Multiple Databases Vs Single Database with logically partitioned data [closed] - sql-server

Closed. This question is opinion-based. It is not currently accepting answers.
Want to improve this question? Update the question so it can be answered with facts and citations by editing this post.
Closed 8 years ago.
Improve this question
I am pondering over a database design issue. Any help would be highly appreciated.
We are designing an application which has 20 tables (which may grow to about 30 maximum during new feature development)
The technology stack
MVC4,.NET 4.X, Entity Framework 5, SQL Server 2012, ASP.NET membership framework
No of users
We intend to cater to about 1000 clients who would have on average 20 users.
The Question
Should we design the database and the application in such a way that the tables are logically partitioned, i.e all clients use the same tables with a partition guid to separate the data.
OR
Go for multiple databases which could prove to be difficult during new feature launch and bug fixing. BUT could potentially allow for scaling?
Caveats: one of the tables has a binary column which stores files (maximum 5MB per record)
In addition to this we need to consider the Membership framework tables, which we will be extending to another custom table and logically mapping users to a partition guid.

You'll wish you had used separate databases:
If you ever want to grant permissions to the databases themselves to clients or superusers.
If you ever want to restore just one client's database without affecting the data of the others.

- STATED PROBLEM
From the forum thread on database design, list each item named in the technology stack for the application.

- DATA SHOWN

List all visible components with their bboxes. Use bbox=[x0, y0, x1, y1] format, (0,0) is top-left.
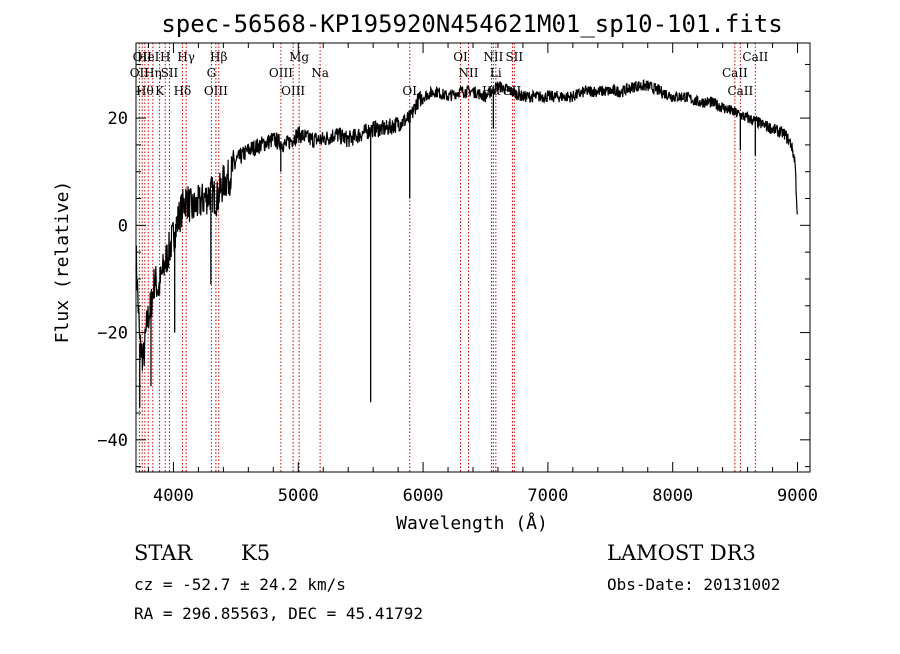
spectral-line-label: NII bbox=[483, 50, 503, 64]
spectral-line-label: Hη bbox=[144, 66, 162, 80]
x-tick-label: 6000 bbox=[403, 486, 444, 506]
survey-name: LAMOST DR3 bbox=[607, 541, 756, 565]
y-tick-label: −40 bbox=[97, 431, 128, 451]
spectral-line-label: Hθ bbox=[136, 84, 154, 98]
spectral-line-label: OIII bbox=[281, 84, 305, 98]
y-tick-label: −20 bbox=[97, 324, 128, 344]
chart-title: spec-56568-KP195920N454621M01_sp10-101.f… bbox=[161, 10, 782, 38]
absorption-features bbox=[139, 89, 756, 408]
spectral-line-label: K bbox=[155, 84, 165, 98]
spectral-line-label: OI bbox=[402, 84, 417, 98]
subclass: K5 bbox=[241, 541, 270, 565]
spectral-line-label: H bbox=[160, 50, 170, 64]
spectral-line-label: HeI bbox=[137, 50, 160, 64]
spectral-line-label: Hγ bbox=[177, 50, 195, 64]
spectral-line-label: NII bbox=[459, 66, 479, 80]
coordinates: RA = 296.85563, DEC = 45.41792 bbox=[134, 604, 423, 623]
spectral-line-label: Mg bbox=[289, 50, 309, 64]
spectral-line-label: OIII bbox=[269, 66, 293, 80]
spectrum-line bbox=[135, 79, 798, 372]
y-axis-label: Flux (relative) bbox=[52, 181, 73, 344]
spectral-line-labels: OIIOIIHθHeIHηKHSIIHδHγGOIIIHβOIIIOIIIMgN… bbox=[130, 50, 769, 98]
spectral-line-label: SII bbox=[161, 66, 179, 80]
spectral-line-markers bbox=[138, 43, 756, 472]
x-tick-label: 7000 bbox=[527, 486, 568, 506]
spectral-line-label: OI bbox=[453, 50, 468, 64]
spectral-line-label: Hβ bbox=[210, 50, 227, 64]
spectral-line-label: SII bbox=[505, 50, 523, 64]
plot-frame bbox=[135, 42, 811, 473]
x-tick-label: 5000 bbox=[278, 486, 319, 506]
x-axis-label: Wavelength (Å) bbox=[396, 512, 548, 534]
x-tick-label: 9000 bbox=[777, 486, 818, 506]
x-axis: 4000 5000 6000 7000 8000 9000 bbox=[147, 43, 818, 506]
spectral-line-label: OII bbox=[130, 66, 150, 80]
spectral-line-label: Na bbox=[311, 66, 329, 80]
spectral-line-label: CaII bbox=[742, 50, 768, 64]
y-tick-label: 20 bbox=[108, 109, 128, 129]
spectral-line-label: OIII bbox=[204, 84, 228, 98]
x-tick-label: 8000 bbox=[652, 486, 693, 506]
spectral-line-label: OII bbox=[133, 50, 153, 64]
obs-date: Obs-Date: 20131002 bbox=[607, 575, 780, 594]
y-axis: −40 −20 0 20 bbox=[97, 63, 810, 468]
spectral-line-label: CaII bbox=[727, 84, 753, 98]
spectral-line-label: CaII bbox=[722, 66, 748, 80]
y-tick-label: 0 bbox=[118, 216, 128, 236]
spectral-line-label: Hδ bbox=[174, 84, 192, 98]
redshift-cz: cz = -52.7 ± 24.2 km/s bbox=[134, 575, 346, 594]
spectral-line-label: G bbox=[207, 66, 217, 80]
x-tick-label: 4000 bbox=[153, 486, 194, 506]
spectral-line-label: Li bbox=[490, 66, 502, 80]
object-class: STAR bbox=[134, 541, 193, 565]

--

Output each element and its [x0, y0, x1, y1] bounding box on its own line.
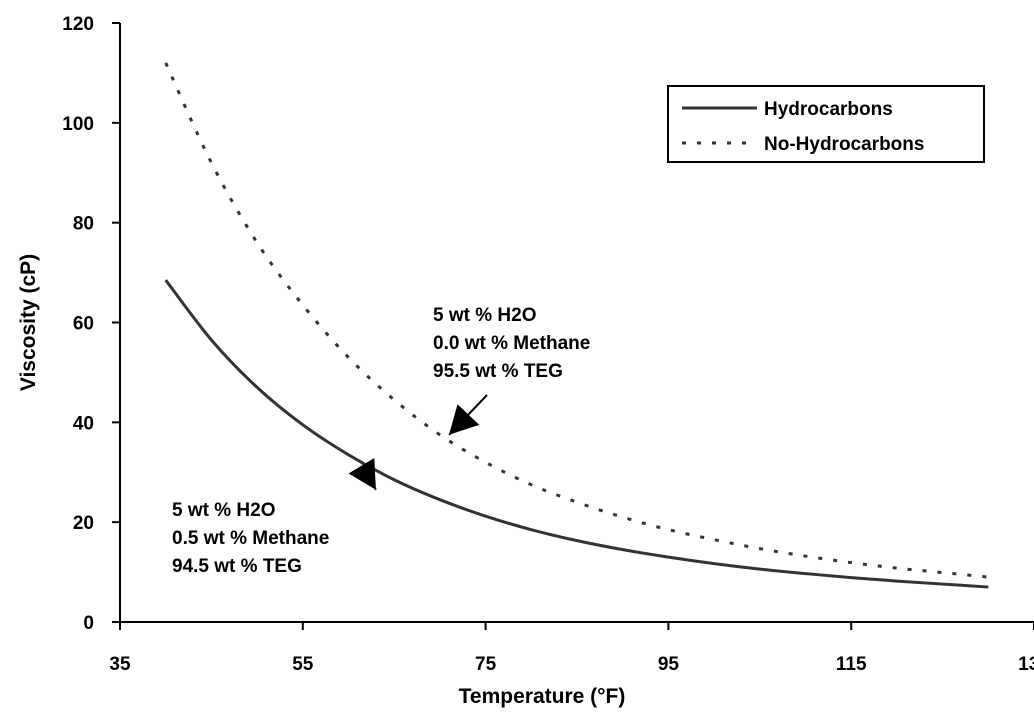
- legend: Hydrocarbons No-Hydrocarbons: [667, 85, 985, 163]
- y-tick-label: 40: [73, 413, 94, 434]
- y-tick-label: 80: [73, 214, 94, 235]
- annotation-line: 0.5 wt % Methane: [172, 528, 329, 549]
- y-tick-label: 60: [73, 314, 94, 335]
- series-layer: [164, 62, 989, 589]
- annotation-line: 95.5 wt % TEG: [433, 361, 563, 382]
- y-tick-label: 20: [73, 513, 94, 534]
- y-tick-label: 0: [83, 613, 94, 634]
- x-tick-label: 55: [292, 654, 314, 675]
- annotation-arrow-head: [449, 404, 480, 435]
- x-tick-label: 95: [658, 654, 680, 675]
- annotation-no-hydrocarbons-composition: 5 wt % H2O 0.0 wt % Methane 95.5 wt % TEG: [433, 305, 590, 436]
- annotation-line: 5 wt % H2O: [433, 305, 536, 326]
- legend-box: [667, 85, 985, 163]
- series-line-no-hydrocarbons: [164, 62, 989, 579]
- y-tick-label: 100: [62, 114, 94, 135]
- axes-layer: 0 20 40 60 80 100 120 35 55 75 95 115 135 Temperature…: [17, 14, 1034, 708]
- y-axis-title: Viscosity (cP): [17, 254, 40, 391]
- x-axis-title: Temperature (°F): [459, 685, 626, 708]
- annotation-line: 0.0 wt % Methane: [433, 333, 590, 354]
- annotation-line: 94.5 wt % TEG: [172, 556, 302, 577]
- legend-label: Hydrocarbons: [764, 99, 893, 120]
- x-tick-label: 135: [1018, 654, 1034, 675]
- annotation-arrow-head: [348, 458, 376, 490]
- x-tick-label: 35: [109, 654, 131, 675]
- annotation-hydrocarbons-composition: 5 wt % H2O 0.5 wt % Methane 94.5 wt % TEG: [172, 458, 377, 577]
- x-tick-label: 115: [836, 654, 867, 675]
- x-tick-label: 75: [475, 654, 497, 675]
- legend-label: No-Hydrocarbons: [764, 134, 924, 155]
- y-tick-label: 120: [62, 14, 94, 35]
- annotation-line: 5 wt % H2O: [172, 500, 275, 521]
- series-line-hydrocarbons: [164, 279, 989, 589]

- WRITTEN SOLUTION
MVC4
.NET 4.X
Entity Framework 5
SQL Server 2012
ASP.NET membership framework